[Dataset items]
-=-=-

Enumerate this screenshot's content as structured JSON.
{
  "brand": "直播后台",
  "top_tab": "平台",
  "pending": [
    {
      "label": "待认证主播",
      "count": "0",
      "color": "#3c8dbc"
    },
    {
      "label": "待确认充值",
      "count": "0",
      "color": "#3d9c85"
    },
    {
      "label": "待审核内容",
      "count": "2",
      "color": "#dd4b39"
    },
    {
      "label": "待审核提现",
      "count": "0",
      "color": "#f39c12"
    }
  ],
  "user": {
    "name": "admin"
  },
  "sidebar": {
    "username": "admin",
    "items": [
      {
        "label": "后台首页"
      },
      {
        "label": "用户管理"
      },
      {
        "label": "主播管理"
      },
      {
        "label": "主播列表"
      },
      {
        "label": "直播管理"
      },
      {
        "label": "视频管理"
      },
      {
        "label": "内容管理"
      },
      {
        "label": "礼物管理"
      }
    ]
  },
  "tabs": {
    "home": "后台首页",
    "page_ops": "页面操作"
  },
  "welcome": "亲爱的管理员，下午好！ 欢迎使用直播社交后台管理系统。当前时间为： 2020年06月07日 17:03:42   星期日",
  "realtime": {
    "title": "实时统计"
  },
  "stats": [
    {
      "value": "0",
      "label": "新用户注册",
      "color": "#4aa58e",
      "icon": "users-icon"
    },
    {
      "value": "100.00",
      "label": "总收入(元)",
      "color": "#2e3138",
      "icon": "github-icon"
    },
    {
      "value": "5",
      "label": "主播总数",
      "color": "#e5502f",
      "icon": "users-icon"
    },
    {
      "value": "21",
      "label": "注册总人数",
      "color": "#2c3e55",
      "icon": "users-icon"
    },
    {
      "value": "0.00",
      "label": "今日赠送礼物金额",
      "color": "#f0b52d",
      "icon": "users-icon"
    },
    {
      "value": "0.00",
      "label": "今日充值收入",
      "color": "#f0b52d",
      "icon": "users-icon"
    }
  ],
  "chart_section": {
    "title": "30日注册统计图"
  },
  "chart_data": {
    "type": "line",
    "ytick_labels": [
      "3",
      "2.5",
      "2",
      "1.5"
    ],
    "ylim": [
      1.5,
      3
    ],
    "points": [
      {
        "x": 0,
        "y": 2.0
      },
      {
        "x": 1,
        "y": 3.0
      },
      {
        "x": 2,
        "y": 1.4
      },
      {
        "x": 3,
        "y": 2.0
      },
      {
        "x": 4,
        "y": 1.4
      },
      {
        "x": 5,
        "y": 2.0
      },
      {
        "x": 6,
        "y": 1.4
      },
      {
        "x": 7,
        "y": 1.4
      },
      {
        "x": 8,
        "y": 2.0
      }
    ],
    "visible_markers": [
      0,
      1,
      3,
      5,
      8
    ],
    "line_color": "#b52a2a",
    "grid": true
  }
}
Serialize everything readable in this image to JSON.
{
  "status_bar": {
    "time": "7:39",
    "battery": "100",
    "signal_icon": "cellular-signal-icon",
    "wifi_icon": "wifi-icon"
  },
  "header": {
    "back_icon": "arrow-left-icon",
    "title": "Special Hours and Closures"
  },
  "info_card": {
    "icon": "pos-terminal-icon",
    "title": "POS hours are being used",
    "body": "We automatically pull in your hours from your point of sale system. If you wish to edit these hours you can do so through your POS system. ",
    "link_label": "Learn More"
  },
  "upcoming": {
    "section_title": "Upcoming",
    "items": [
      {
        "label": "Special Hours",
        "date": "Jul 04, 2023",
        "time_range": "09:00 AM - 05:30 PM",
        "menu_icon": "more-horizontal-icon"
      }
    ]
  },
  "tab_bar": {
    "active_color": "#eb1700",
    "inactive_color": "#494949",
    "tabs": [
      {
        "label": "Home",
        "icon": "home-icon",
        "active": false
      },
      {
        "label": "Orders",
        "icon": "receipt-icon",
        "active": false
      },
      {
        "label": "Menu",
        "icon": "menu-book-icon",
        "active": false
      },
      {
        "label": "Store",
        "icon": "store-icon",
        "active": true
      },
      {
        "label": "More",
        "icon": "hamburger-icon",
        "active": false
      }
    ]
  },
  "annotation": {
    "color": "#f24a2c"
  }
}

-=-=-

Above are the records; retype every one exactly.

#### WRITTEN RESPONSE:
Enumerate this screenshot's content as structured JSON.
{
  "brand": "直播后台",
  "top_tab": "平台",
  "pending": [
    {
      "label": "待认证主播",
      "count": "0",
      "color": "#3c8dbc"
    },
    {
      "label": "待确认充值",
      "count": "0",
      "color": "#3d9c85"
    },
    {
      "label": "待审核内容",
      "count": "2",
      "color": "#dd4b39"
    },
    {
      "label": "待审核提现",
      "count": "0",
      "color": "#f39c12"
    }
  ],
  "user": {
    "name": "admin"
  },
  "sidebar": {
    "username": "admin",
    "items": [
      {
        "label": "后台首页"
      },
      {
        "label": "用户管理"
      },
      {
        "label": "主播管理"
      },
      {
        "label": "主播列表"
      },
      {
        "label": "直播管理"
      },
      {
        "label": "视频管理"
      },
      {
        "label": "内容管理"
      },
      {
        "label": "礼物管理"
      }
    ]
  },
  "tabs": {
    "home": "后台首页",
    "page_ops": "页面操作"
  },
  "welcome": "亲爱的管理员，下午好！ 欢迎使用直播社交后台管理系统。当前时间为： 2020年06月07日 17:03:42   星期日",
  "realtime": {
    "title": "实时统计"
  },
  "stats": [
    {
      "value": "0",
      "label": "新用户注册",
      "color": "#4aa58e",
      "icon": "users-icon"
    },
    {
      "value": "100.00",
      "label": "总收入(元)",
      "color": "#2e3138",
      "icon": "github-icon"
    },
    {
      "value": "5",
      "label": "主播总数",
      "color": "#e5502f",
      "icon": "users-icon"
    },
    {
      "value": "21",
      "label": "注册总人数",
      "color": "#2c3e55",
      "icon": "users-icon"
    },
    {
      "value": "0.00",
      "label": "今日赠送礼物金额",
      "color": "#f0b52d",
      "icon": "users-icon"
    },
    {
      "value": "0.00",
      "label": "今日充值收入",
      "color": "#f0b52d",
      "icon": "users-icon"
    }
  ],
  "chart_section": {
    "title": "30日注册统计图"
  },
  "chart_data": {
    "type": "line",
    "ytick_labels": [
      "3",
      "2.5",
      "2",
      "1.5"
    ],
    "ylim": [
      1.5,
      3
    ],
    "points": [
      {
        "x": 0,
        "y": 2.0
      },
      {
        "x": 1,
        "y": 3.0
      },
      {
        "x": 2,
        "y": 1.4
      },
      {
        "x": 3,
        "y": 2.0
      },
      {
        "x": 4,
        "y": 1.4
      },
      {
        "x": 5,
        "y": 2.0
      },
      {
        "x": 6,
        "y": 1.4
      },
      {
        "x": 7,
        "y": 1.4
      },
      {
        "x": 8,
        "y": 2.0
      }
    ],
    "visible_markers": [
      0,
      1,
      3,
      5,
      8
    ],
    "line_color": "#b52a2a",
    "grid": true
  }
}
Serialize everything readable in this image to JSON.
{
  "status_bar": {
    "time": "7:39",
    "battery": "100",
    "signal_icon": "cellular-signal-icon",
    "wifi_icon": "wifi-icon"
  },
  "header": {
    "back_icon": "arrow-left-icon",
    "title": "Special Hours and Closures"
  },
  "info_card": {
    "icon": "pos-terminal-icon",
    "title": "POS hours are being used",
    "body": "We automatically pull in your hours from your point of sale system. If you wish to edit these hours you can do so through your POS system. ",
    "link_label": "Learn More"
  },
  "upcoming": {
    "section_title": "Upcoming",
    "items": [
      {
        "label": "Special Hours",
        "date": "Jul 04, 2023",
        "time_range": "09:00 AM - 05:30 PM",
        "menu_icon": "more-horizontal-icon"
      }
    ]
  },
  "tab_bar": {
    "active_color": "#eb1700",
    "inactive_color": "#494949",
    "tabs": [
      {
        "label": "Home",
        "icon": "home-icon",
        "active": false
      },
      {
        "label": "Orders",
        "icon": "receipt-icon",
        "active": false
      },
      {
        "label": "Menu",
        "icon": "menu-book-icon",
        "active": false
      },
      {
        "label": "Store",
        "icon": "store-icon",
        "active": true
      },
      {
        "label": "More",
        "icon": "hamburger-icon",
        "active": false
      }
    ]
  },
  "annotation": {
    "color": "#f24a2c"
  }
}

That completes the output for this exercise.